Short task: Gather every line below where "Tigers" appears.

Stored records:
========================================
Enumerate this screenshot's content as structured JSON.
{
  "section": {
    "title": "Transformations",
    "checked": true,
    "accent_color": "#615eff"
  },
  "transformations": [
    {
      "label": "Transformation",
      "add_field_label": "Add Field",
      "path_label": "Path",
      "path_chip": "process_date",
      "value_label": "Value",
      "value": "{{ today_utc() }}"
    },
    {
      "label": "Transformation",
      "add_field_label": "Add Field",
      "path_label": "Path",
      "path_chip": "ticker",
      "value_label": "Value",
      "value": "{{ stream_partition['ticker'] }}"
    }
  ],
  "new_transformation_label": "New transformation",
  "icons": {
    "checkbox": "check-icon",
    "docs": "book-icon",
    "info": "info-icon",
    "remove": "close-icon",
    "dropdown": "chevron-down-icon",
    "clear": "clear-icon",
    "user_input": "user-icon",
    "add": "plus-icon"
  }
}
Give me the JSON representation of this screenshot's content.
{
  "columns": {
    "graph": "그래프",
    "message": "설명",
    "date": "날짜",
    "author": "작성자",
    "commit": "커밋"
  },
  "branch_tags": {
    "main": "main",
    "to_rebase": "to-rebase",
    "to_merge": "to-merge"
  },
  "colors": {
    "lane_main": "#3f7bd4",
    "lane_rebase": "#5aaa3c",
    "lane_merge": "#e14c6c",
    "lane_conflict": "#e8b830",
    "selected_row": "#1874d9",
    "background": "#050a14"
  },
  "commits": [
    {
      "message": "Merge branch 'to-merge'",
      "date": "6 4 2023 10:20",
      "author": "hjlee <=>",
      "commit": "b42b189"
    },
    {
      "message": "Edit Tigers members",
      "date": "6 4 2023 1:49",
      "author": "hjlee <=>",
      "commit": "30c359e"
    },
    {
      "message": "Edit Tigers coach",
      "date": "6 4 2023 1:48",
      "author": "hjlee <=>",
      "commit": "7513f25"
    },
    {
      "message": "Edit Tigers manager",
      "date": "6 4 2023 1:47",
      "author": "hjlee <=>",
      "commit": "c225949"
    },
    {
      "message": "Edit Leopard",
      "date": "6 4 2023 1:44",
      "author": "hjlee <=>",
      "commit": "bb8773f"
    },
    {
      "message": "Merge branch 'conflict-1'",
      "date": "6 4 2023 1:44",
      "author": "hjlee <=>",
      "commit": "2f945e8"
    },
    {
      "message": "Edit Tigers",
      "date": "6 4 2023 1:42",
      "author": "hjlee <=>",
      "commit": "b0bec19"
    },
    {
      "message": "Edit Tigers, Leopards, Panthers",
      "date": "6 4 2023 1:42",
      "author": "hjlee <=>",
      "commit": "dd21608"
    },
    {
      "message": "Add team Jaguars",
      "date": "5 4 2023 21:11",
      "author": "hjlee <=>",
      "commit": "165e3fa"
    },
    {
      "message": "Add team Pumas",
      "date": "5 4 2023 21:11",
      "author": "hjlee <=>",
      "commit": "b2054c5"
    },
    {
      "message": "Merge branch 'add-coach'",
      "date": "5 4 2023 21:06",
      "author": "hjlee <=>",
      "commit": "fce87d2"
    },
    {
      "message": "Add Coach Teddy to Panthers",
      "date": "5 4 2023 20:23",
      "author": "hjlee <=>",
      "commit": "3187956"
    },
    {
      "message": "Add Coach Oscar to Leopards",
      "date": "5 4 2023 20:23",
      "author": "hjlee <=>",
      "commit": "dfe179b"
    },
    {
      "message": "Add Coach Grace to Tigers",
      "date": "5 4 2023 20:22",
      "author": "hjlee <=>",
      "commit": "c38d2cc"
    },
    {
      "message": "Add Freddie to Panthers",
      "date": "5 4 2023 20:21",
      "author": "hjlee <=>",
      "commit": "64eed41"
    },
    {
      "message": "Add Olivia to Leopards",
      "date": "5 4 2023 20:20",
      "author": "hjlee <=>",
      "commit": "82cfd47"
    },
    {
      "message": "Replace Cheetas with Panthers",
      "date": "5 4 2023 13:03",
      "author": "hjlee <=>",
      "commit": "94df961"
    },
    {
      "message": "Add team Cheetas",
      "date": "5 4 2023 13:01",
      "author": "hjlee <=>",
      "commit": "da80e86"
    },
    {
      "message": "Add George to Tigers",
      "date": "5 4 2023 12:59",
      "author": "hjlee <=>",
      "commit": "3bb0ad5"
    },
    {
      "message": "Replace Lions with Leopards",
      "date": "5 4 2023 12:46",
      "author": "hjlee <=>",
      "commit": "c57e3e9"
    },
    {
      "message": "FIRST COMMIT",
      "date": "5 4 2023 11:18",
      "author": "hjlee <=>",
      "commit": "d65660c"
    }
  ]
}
========================================
Result:
      "message": "Edit Tigers members",
      "message": "Edit Tigers coach",
      "message": "Edit Tigers manager",
      "message": "Edit Tigers",
      "message": "Edit Tigers, Leopards, Panthers",
      "message": "Add Coach Grace to Tigers",
      "message": "Add George to Tigers",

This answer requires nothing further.